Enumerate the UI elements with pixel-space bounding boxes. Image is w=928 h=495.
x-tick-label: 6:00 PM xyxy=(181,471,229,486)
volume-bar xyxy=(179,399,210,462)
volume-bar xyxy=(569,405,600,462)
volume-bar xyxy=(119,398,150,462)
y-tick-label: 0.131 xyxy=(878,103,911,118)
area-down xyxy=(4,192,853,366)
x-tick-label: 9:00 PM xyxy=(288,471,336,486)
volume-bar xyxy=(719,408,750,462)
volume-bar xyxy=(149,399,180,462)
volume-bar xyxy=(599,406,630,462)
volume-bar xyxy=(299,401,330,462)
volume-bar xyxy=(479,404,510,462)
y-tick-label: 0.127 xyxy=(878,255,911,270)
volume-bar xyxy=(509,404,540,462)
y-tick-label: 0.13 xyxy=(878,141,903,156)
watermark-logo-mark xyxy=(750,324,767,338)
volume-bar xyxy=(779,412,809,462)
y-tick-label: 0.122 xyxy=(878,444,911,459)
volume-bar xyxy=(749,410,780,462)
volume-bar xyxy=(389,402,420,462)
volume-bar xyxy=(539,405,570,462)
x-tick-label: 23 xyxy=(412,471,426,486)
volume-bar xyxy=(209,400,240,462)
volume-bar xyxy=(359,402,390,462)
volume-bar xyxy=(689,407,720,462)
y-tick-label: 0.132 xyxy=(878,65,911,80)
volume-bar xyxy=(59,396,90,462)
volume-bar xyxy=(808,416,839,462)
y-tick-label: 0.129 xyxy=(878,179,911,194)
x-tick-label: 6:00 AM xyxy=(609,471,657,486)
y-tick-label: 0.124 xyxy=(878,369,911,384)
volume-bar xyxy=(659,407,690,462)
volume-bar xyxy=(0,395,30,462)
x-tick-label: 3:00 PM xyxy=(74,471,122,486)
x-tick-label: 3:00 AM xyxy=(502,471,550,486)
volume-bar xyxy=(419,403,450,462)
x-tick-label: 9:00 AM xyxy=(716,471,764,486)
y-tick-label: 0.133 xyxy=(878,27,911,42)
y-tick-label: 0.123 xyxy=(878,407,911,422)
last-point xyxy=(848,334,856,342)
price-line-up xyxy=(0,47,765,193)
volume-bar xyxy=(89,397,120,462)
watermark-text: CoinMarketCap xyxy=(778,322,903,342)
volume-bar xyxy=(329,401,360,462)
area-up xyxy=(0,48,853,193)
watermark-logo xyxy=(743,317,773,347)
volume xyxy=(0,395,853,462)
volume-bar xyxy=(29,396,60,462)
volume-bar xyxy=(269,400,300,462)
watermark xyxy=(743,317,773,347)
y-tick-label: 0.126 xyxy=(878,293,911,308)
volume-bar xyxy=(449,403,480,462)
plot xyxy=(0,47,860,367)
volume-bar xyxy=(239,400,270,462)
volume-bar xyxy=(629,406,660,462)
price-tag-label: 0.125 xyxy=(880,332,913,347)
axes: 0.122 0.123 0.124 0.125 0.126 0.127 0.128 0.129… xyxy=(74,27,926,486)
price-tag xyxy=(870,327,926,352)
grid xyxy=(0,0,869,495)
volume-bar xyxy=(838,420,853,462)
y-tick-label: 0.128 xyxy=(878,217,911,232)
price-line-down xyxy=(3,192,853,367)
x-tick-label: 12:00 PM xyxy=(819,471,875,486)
- - -
Could you extract every line of the records above and reproduce each one verbatim, with nothing added, dropped, or reordered?

COMPLETE RESPONSE:
Enumerate the UI elements with pixel-space bounding boxes. Image is w=928 h=495.
x-tick-label: 6:00 PM xyxy=(181,471,229,486)
volume-bar xyxy=(179,399,210,462)
volume-bar xyxy=(569,405,600,462)
volume-bar xyxy=(119,398,150,462)
y-tick-label: 0.131 xyxy=(878,103,911,118)
area-down xyxy=(4,192,853,366)
x-tick-label: 9:00 PM xyxy=(288,471,336,486)
volume-bar xyxy=(719,408,750,462)
volume-bar xyxy=(149,399,180,462)
volume-bar xyxy=(599,406,630,462)
volume-bar xyxy=(299,401,330,462)
volume-bar xyxy=(479,404,510,462)
y-tick-label: 0.127 xyxy=(878,255,911,270)
volume-bar xyxy=(509,404,540,462)
y-tick-label: 0.13 xyxy=(878,141,903,156)
watermark-logo-mark xyxy=(750,324,767,338)
volume-bar xyxy=(779,412,809,462)
y-tick-label: 0.122 xyxy=(878,444,911,459)
volume-bar xyxy=(749,410,780,462)
volume-bar xyxy=(389,402,420,462)
volume-bar xyxy=(539,405,570,462)
x-tick-label: 23 xyxy=(412,471,426,486)
volume-bar xyxy=(209,400,240,462)
volume-bar xyxy=(359,402,390,462)
volume-bar xyxy=(689,407,720,462)
y-tick-label: 0.132 xyxy=(878,65,911,80)
volume-bar xyxy=(59,396,90,462)
volume-bar xyxy=(808,416,839,462)
y-tick-label: 0.129 xyxy=(878,179,911,194)
x-tick-label: 6:00 AM xyxy=(609,471,657,486)
y-tick-label: 0.124 xyxy=(878,369,911,384)
volume-bar xyxy=(659,407,690,462)
volume-bar xyxy=(0,395,30,462)
x-tick-label: 3:00 PM xyxy=(74,471,122,486)
x-tick-label: 3:00 AM xyxy=(502,471,550,486)
volume-bar xyxy=(419,403,450,462)
x-tick-label: 9:00 AM xyxy=(716,471,764,486)
y-tick-label: 0.133 xyxy=(878,27,911,42)
y-tick-label: 0.123 xyxy=(878,407,911,422)
last-point xyxy=(848,334,856,342)
price-line-up xyxy=(0,47,765,193)
volume-bar xyxy=(89,397,120,462)
watermark-text: CoinMarketCap xyxy=(778,322,903,342)
volume-bar xyxy=(329,401,360,462)
area-up xyxy=(0,48,853,193)
watermark-logo xyxy=(743,317,773,347)
volume xyxy=(0,395,853,462)
volume-bar xyxy=(29,396,60,462)
volume-bar xyxy=(269,400,300,462)
watermark xyxy=(743,317,773,347)
y-tick-label: 0.126 xyxy=(878,293,911,308)
volume-bar xyxy=(449,403,480,462)
plot xyxy=(0,47,860,367)
volume-bar xyxy=(239,400,270,462)
volume-bar xyxy=(629,406,660,462)
price-tag-label: 0.125 xyxy=(880,332,913,347)
axes: 0.122 0.123 0.124 0.125 0.126 0.127 0.128 0.129… xyxy=(74,27,926,486)
price-tag xyxy=(870,327,926,352)
grid xyxy=(0,0,869,495)
volume-bar xyxy=(838,420,853,462)
y-tick-label: 0.128 xyxy=(878,217,911,232)
price-line-down xyxy=(3,192,853,367)
x-tick-label: 12:00 PM xyxy=(819,471,875,486)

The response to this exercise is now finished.